- [Short task]:
Omit the pictures and return every entry exactly as written.
<<<<
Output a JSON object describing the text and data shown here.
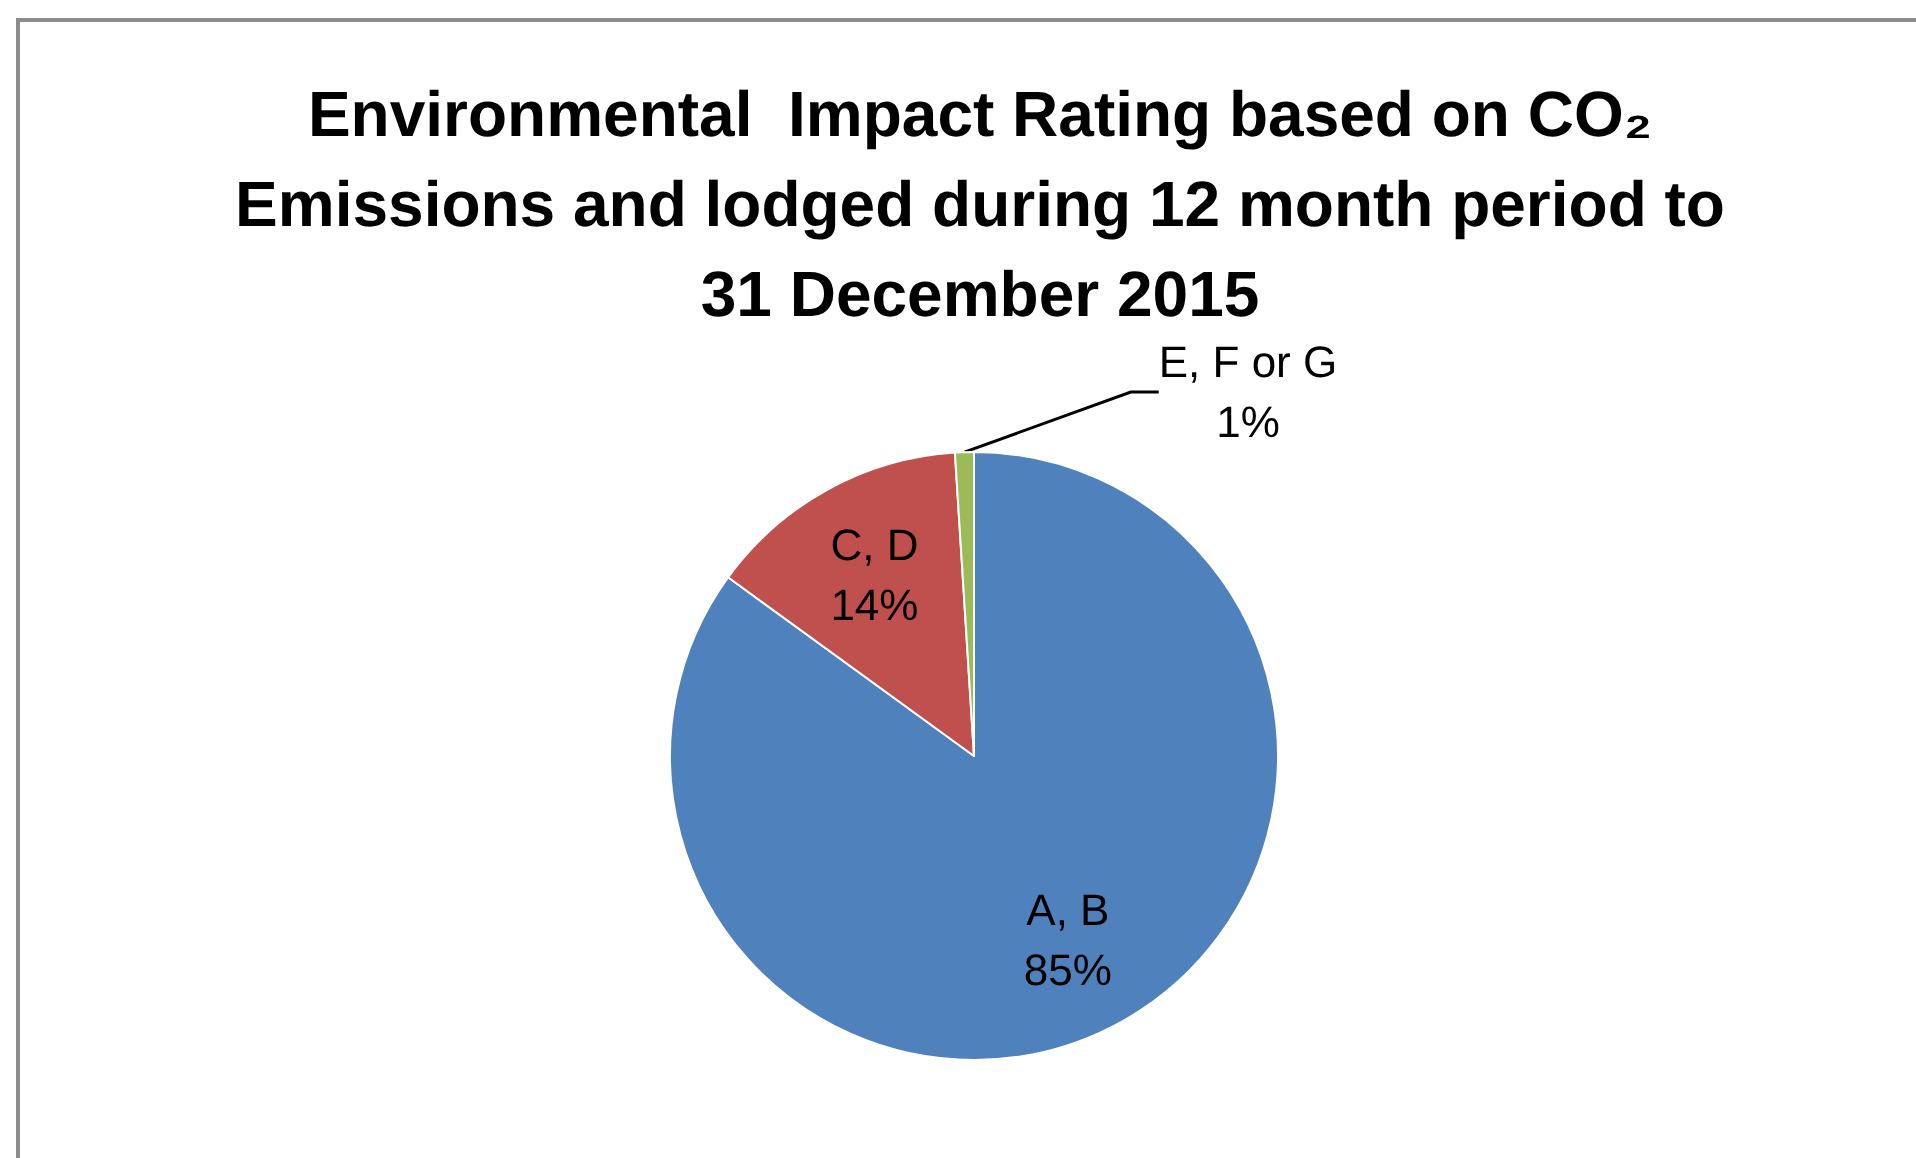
{
  "chart_data": {
    "type": "pie",
    "title": "Environmental  Impact Rating based on CO₂ Emissions and lodged during 12 month period to 31 December 2015",
    "categories": [
      "A, B",
      "C, D",
      "E, F or G"
    ],
    "values": [
      85,
      14,
      1
    ],
    "colors": [
      "#4f81bd",
      "#c0504d",
      "#9bbb59"
    ],
    "value_labels": [
      "85%",
      "14%",
      "1%"
    ],
    "legend": false
  }
}
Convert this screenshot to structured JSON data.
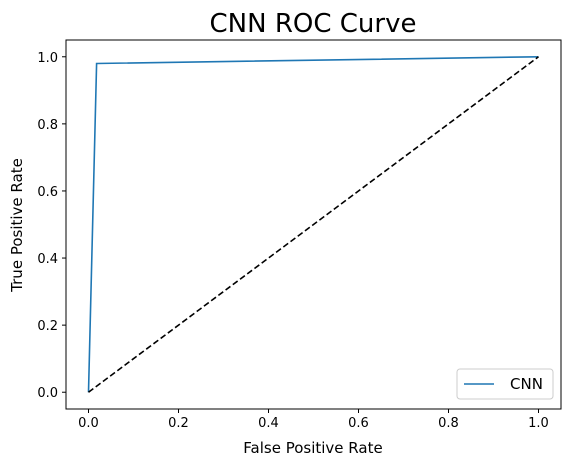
{
  "chart_data": {
    "type": "line",
    "title": "CNN ROC Curve",
    "xlabel": "False Positive Rate",
    "ylabel": "True Positive Rate",
    "xlim": [
      -0.05,
      1.05
    ],
    "ylim": [
      -0.05,
      1.05
    ],
    "xticks": [
      "0.0",
      "0.2",
      "0.4",
      "0.6",
      "0.8",
      "1.0"
    ],
    "yticks": [
      "0.0",
      "0.2",
      "0.4",
      "0.6",
      "0.8",
      "1.0"
    ],
    "grid": false,
    "legend_position": "lower-right",
    "series": [
      {
        "name": "CNN",
        "color": "#1f77b4",
        "style": "solid",
        "x": [
          0.0,
          0.018,
          1.0
        ],
        "y": [
          0.0,
          0.98,
          1.0
        ]
      },
      {
        "color": "#000000",
        "style": "dashed",
        "x": [
          0.0,
          1.0
        ],
        "y": [
          0.0,
          1.0
        ]
      }
    ]
  }
}
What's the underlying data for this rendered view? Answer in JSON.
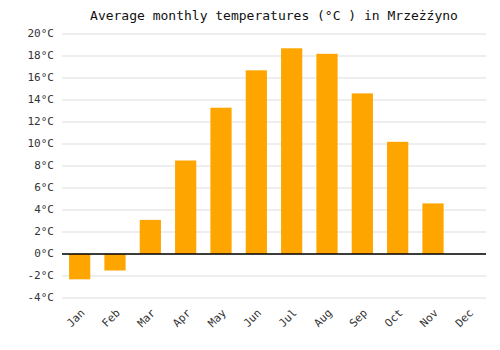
{
  "chart_data": {
    "type": "bar",
    "title": "Average monthly temperatures (°C ) in Mrzeżźyno",
    "categories": [
      "Jan",
      "Feb",
      "Mar",
      "Apr",
      "May",
      "Jun",
      "Jul",
      "Aug",
      "Sep",
      "Oct",
      "Nov",
      "Dec"
    ],
    "values": [
      -2.3,
      -1.5,
      3.1,
      8.5,
      13.3,
      16.7,
      18.7,
      18.2,
      14.6,
      10.2,
      4.6,
      0.0
    ],
    "color": "#FFA500",
    "ylim": [
      -4,
      20
    ],
    "yticks": [
      {
        "value": -4,
        "label": "-4°C"
      },
      {
        "value": -2,
        "label": "-2°C"
      },
      {
        "value": 0,
        "label": "0°C"
      },
      {
        "value": 2,
        "label": "2°C"
      },
      {
        "value": 4,
        "label": "4°C"
      },
      {
        "value": 6,
        "label": "6°C"
      },
      {
        "value": 8,
        "label": "8°C"
      },
      {
        "value": 10,
        "label": "10°C"
      },
      {
        "value": 12,
        "label": "12°C"
      },
      {
        "value": 14,
        "label": "14°C"
      },
      {
        "value": 16,
        "label": "16°C"
      },
      {
        "value": 18,
        "label": "18°C"
      },
      {
        "value": 20,
        "label": "20°C"
      }
    ],
    "grid": true
  }
}
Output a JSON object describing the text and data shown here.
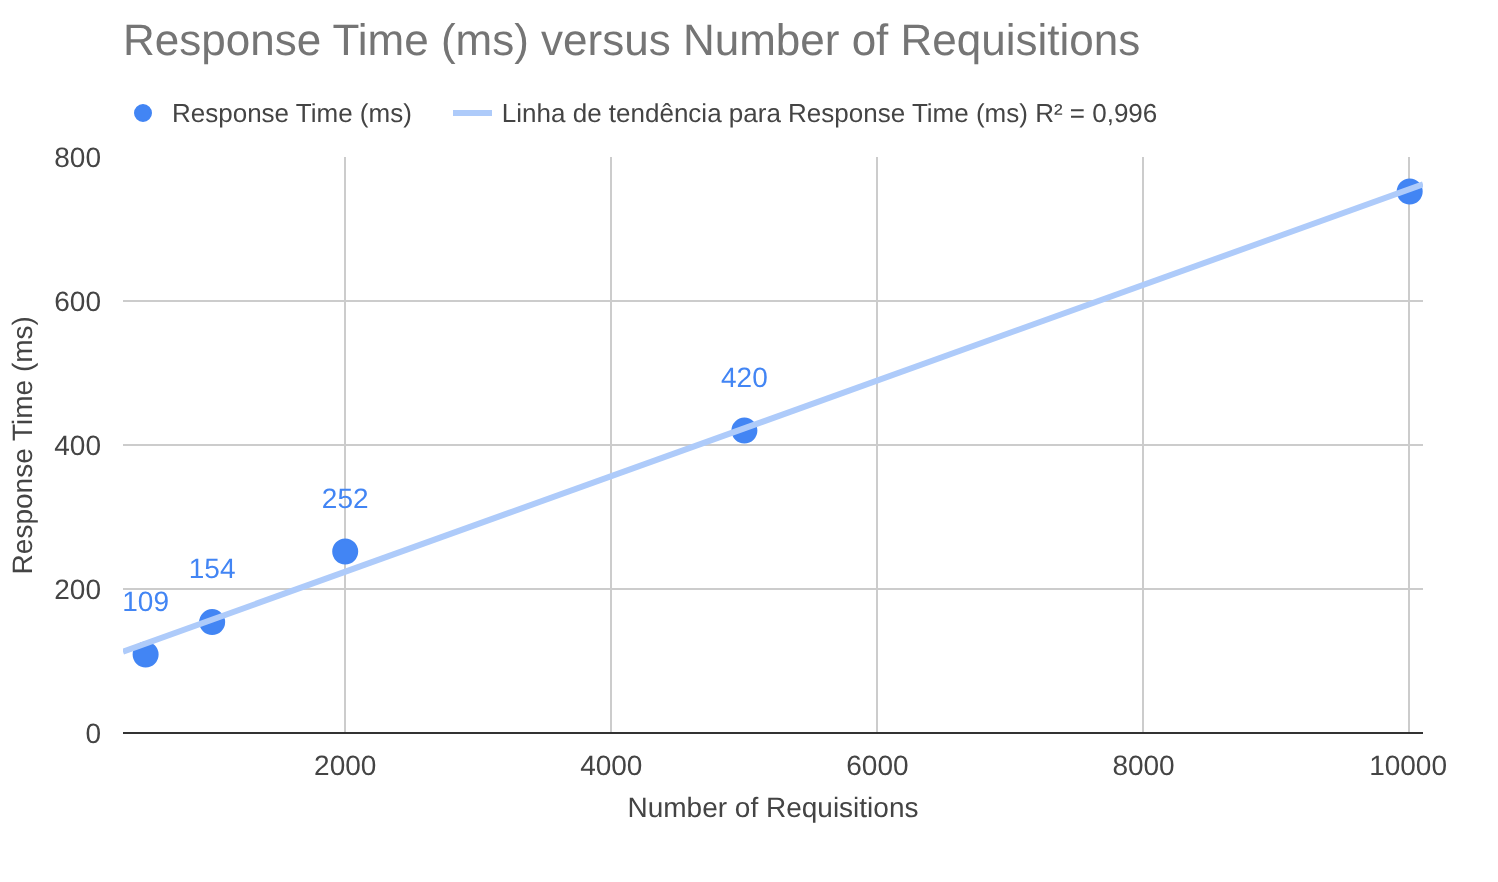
{
  "chart_data": {
    "type": "scatter",
    "title": "Response Time (ms) versus Number of Requisitions",
    "xlabel": "Number of Requisitions",
    "ylabel": "Response Time (ms)",
    "series": [
      {
        "name": "Response Time (ms)",
        "color": "#4285f4",
        "marker": "circle",
        "x": [
          500,
          1000,
          2000,
          5000,
          10000
        ],
        "values": [
          109,
          154,
          252,
          420,
          752
        ],
        "value_labels": [
          "109",
          "154",
          "252",
          "420",
          null
        ]
      },
      {
        "name": "Linha de tendência para Response Time (ms) R² = 0,996",
        "type": "line",
        "color": "#aecbfa",
        "x": [
          330,
          10100
        ],
        "values": [
          113,
          762
        ]
      }
    ],
    "xlim": [
      330,
      10100
    ],
    "ylim": [
      0,
      800
    ],
    "xticks": [
      2000,
      4000,
      6000,
      8000,
      10000
    ],
    "yticks": [
      0,
      200,
      400,
      600,
      800
    ],
    "grid": true,
    "legend": "top left"
  }
}
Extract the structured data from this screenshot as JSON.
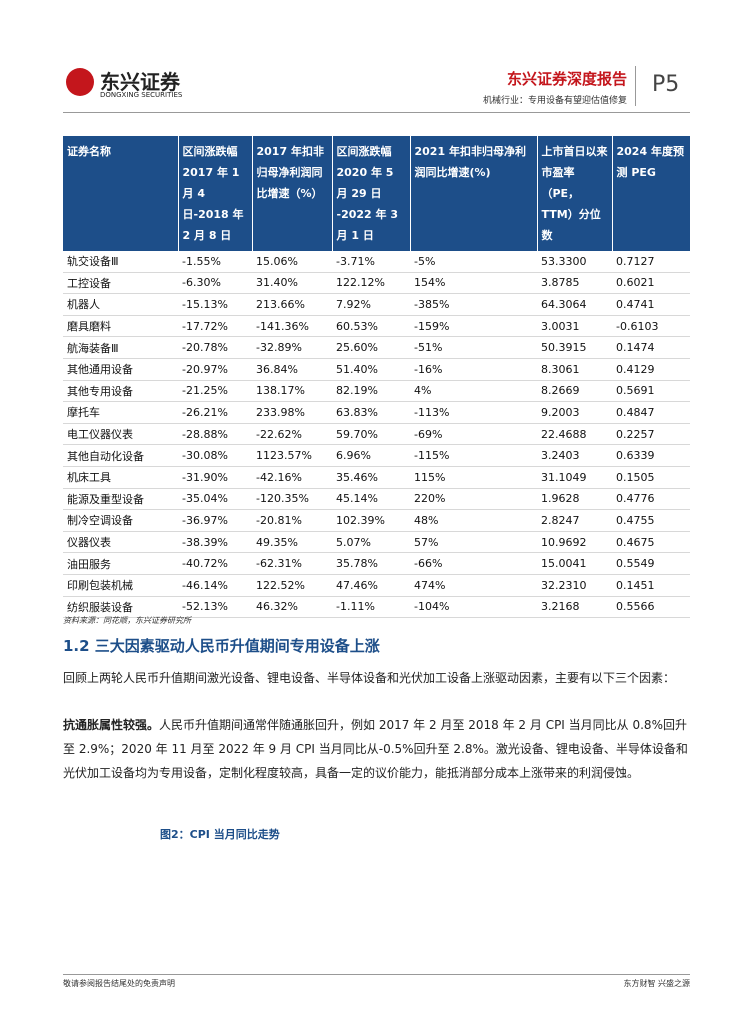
>>>>
- [Task response]:
Output a JSON object describing the text and data shown here.
{
  "chart_data": {
    "type": "pie",
    "title": "Environmental  Impact Rating based on CO₂ Emissions and lodged during 12 month period to 31 December 2015",
    "categories": [
      "A, B",
      "C, D",
      "E, F or G"
    ],
    "values": [
      85,
      14,
      1
    ],
    "colors": [
      "#4f81bd",
      "#c0504d",
      "#9bbb59"
    ],
    "value_labels": [
      "85%",
      "14%",
      "1%"
    ],
    "legend": false
  }
}
Convert this screenshot to structured JSON data.
{
  "chart_data": {
    "type": "line",
    "title": "CNN ROC Curve",
    "xlabel": "False Positive Rate",
    "ylabel": "True Positive Rate",
    "xlim": [
      -0.05,
      1.05
    ],
    "ylim": [
      -0.05,
      1.05
    ],
    "xticks": [
      "0.0",
      "0.2",
      "0.4",
      "0.6",
      "0.8",
      "1.0"
    ],
    "yticks": [
      "0.0",
      "0.2",
      "0.4",
      "0.6",
      "0.8",
      "1.0"
    ],
    "grid": false,
    "legend_position": "lower-right",
    "series": [
      {
        "name": "CNN",
        "color": "#1f77b4",
        "style": "solid",
        "x": [
          0.0,
          0.018,
          1.0
        ],
        "y": [
          0.0,
          0.98,
          1.0
        ]
      },
      {
        "color": "#000000",
        "style": "dashed",
        "x": [
          0.0,
          1.0
        ],
        "y": [
          0.0,
          1.0
        ]
      }
    ]
  }
}
What's the underlying data for this rendered view? Answer in JSON.
{
  "chart_data": {
    "type": "bar",
    "title": "Average monthly temperatures (°C ) in Mrzeżźyno",
    "categories": [
      "Jan",
      "Feb",
      "Mar",
      "Apr",
      "May",
      "Jun",
      "Jul",
      "Aug",
      "Sep",
      "Oct",
      "Nov",
      "Dec"
    ],
    "values": [
      -2.3,
      -1.5,
      3.1,
      8.5,
      13.3,
      16.7,
      18.7,
      18.2,
      14.6,
      10.2,
      4.6,
      0.0
    ],
    "color": "#FFA500",
    "ylim": [
      -4,
      20
    ],
    "yticks": [
      {
        "value": -4,
        "label": "-4°C"
      },
      {
        "value": -2,
        "label": "-2°C"
      },
      {
        "value": 0,
        "label": "0°C"
      },
      {
        "value": 2,
        "label": "2°C"
      },
      {
        "value": 4,
        "label": "4°C"
      },
      {
        "value": 6,
        "label": "6°C"
      },
      {
        "value": 8,
        "label": "8°C"
      },
      {
        "value": 10,
        "label": "10°C"
      },
      {
        "value": 12,
        "label": "12°C"
      },
      {
        "value": 14,
        "label": "14°C"
      },
      {
        "value": 16,
        "label": "16°C"
      },
      {
        "value": 18,
        "label": "18°C"
      },
      {
        "value": 20,
        "label": "20°C"
      }
    ],
    "grid": true
  }
}
Output a JSON object describing the text and data shown here.
{
  "chart_data": {
    "type": "scatter",
    "title": "Response Time (ms) versus Number of Requisitions",
    "xlabel": "Number of Requisitions",
    "ylabel": "Response Time (ms)",
    "series": [
      {
        "name": "Response Time (ms)",
        "color": "#4285f4",
        "marker": "circle",
        "x": [
          500,
          1000,
          2000,
          5000,
          10000
        ],
        "values": [
          109,
          154,
          252,
          420,
          752
        ],
        "value_labels": [
          "109",
          "154",
          "252",
          "420",
          null
        ]
      },
      {
        "name": "Linha de tendência para Response Time (ms) R² = 0,996",
        "type": "line",
        "color": "#aecbfa",
        "x": [
          330,
          10100
        ],
        "values": [
          113,
          762
        ]
      }
    ],
    "xlim": [
      330,
      10100
    ],
    "ylim": [
      0,
      800
    ],
    "xticks": [
      2000,
      4000,
      6000,
      8000,
      10000
    ],
    "yticks": [
      0,
      200,
      400,
      600,
      800
    ],
    "grid": true,
    "legend": "top left"
  }
}
Extract the structured data from this screenshot as JSON.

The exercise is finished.